*** RAW RECORDS

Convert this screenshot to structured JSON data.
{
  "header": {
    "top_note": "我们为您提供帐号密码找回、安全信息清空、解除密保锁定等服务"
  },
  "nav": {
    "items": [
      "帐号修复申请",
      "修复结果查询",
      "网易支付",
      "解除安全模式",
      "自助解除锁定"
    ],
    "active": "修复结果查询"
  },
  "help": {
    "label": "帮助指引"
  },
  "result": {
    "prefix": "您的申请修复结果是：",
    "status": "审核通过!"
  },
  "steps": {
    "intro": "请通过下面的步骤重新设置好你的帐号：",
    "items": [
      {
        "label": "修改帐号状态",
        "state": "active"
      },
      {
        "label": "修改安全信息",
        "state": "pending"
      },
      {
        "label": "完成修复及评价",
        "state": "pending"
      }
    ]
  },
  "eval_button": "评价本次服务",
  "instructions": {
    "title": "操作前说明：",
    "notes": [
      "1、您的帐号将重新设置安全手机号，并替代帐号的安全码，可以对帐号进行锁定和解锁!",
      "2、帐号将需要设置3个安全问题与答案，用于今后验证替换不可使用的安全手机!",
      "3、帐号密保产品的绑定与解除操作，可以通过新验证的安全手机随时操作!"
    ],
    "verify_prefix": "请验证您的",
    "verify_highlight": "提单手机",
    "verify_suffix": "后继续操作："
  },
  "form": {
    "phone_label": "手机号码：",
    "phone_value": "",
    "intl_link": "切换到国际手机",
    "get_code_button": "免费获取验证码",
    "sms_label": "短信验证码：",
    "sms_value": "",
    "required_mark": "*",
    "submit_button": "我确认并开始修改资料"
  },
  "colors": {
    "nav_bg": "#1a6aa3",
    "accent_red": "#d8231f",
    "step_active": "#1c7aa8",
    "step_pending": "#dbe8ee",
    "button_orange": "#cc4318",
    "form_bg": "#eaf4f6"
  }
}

******

Copy each line of the data exactly, leaving nothing out.

» SOLVED PROBLEM:
Convert this screenshot to structured JSON data.
{
  "header": {
    "top_note": "我们为您提供帐号密码找回、安全信息清空、解除密保锁定等服务"
  },
  "nav": {
    "items": [
      "帐号修复申请",
      "修复结果查询",
      "网易支付",
      "解除安全模式",
      "自助解除锁定"
    ],
    "active": "修复结果查询"
  },
  "help": {
    "label": "帮助指引"
  },
  "result": {
    "prefix": "您的申请修复结果是：",
    "status": "审核通过!"
  },
  "steps": {
    "intro": "请通过下面的步骤重新设置好你的帐号：",
    "items": [
      {
        "label": "修改帐号状态",
        "state": "active"
      },
      {
        "label": "修改安全信息",
        "state": "pending"
      },
      {
        "label": "完成修复及评价",
        "state": "pending"
      }
    ]
  },
  "eval_button": "评价本次服务",
  "instructions": {
    "title": "操作前说明：",
    "notes": [
      "1、您的帐号将重新设置安全手机号，并替代帐号的安全码，可以对帐号进行锁定和解锁!",
      "2、帐号将需要设置3个安全问题与答案，用于今后验证替换不可使用的安全手机!",
      "3、帐号密保产品的绑定与解除操作，可以通过新验证的安全手机随时操作!"
    ],
    "verify_prefix": "请验证您的",
    "verify_highlight": "提单手机",
    "verify_suffix": "后继续操作："
  },
  "form": {
    "phone_label": "手机号码：",
    "phone_value": "",
    "intl_link": "切换到国际手机",
    "get_code_button": "免费获取验证码",
    "sms_label": "短信验证码：",
    "sms_value": "",
    "required_mark": "*",
    "submit_button": "我确认并开始修改资料"
  },
  "colors": {
    "nav_bg": "#1a6aa3",
    "accent_red": "#d8231f",
    "step_active": "#1c7aa8",
    "step_pending": "#dbe8ee",
    "button_orange": "#cc4318",
    "form_bg": "#eaf4f6"
  }
}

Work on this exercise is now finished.